* [Task to complete]: How many lines in the records below hold the string "sehr"? Please answer with the number and nothing more.

Items from a dataset
********
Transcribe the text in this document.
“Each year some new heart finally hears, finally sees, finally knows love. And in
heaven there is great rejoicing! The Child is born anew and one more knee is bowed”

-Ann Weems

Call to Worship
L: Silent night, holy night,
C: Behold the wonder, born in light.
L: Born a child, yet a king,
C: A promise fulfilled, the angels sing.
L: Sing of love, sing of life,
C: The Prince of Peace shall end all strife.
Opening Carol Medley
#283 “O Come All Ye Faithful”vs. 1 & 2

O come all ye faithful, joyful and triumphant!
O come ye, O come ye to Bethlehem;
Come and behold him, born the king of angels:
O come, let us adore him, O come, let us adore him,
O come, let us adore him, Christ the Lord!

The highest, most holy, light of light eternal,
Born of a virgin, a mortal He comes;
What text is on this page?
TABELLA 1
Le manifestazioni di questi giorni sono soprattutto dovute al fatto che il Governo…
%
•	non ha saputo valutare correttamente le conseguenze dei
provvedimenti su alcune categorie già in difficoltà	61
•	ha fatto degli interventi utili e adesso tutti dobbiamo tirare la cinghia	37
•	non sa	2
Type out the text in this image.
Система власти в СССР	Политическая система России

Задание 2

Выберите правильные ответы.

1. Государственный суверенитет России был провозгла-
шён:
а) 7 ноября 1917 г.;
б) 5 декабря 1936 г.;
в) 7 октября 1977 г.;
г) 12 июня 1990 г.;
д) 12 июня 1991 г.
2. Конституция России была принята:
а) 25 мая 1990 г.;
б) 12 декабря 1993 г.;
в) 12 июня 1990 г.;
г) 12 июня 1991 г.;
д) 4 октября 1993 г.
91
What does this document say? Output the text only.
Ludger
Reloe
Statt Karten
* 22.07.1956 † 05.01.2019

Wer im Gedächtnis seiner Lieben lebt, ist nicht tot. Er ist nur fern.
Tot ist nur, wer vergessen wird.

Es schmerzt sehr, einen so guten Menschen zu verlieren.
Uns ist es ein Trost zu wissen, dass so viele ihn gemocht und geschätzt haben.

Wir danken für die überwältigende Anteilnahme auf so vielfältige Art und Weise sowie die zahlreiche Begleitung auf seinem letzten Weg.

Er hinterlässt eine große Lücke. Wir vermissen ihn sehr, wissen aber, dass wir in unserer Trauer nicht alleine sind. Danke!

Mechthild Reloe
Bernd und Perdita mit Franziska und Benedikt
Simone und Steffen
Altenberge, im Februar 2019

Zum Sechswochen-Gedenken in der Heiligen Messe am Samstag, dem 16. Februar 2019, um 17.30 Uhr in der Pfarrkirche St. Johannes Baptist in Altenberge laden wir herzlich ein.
********
* [Output for this task]: 2